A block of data
============================================================

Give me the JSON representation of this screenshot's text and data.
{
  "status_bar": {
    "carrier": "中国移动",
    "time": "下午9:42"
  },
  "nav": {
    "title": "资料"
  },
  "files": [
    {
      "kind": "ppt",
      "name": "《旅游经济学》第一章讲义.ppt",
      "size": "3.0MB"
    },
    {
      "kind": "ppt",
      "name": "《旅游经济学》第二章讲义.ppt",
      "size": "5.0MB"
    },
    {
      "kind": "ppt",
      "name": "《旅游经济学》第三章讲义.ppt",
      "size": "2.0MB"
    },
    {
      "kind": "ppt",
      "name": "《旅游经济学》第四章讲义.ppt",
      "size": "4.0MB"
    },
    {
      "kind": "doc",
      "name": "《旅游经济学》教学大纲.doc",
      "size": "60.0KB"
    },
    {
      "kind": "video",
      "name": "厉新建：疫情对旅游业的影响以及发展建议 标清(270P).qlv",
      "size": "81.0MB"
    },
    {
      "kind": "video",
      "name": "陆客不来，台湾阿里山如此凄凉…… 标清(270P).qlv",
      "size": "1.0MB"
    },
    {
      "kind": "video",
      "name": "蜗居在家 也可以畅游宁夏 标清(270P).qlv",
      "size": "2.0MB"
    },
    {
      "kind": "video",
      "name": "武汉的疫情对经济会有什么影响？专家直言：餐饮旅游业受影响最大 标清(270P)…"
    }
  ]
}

============================================================

#### Goal
Print the records above in full, exactly.

#### Task answer
Give me the JSON representation of this screenshot's text and data.
{
  "status_bar": {
    "carrier": "中国移动",
    "time": "下午9:42"
  },
  "nav": {
    "title": "资料"
  },
  "files": [
    {
      "kind": "ppt",
      "name": "《旅游经济学》第一章讲义.ppt",
      "size": "3.0MB"
    },
    {
      "kind": "ppt",
      "name": "《旅游经济学》第二章讲义.ppt",
      "size": "5.0MB"
    },
    {
      "kind": "ppt",
      "name": "《旅游经济学》第三章讲义.ppt",
      "size": "2.0MB"
    },
    {
      "kind": "ppt",
      "name": "《旅游经济学》第四章讲义.ppt",
      "size": "4.0MB"
    },
    {
      "kind": "doc",
      "name": "《旅游经济学》教学大纲.doc",
      "size": "60.0KB"
    },
    {
      "kind": "video",
      "name": "厉新建：疫情对旅游业的影响以及发展建议 标清(270P).qlv",
      "size": "81.0MB"
    },
    {
      "kind": "video",
      "name": "陆客不来，台湾阿里山如此凄凉…… 标清(270P).qlv",
      "size": "1.0MB"
    },
    {
      "kind": "video",
      "name": "蜗居在家 也可以畅游宁夏 标清(270P).qlv",
      "size": "2.0MB"
    },
    {
      "kind": "video",
      "name": "武汉的疫情对经济会有什么影响？专家直言：餐饮旅游业受影响最大 标清(270P)…"
    }
  ]
}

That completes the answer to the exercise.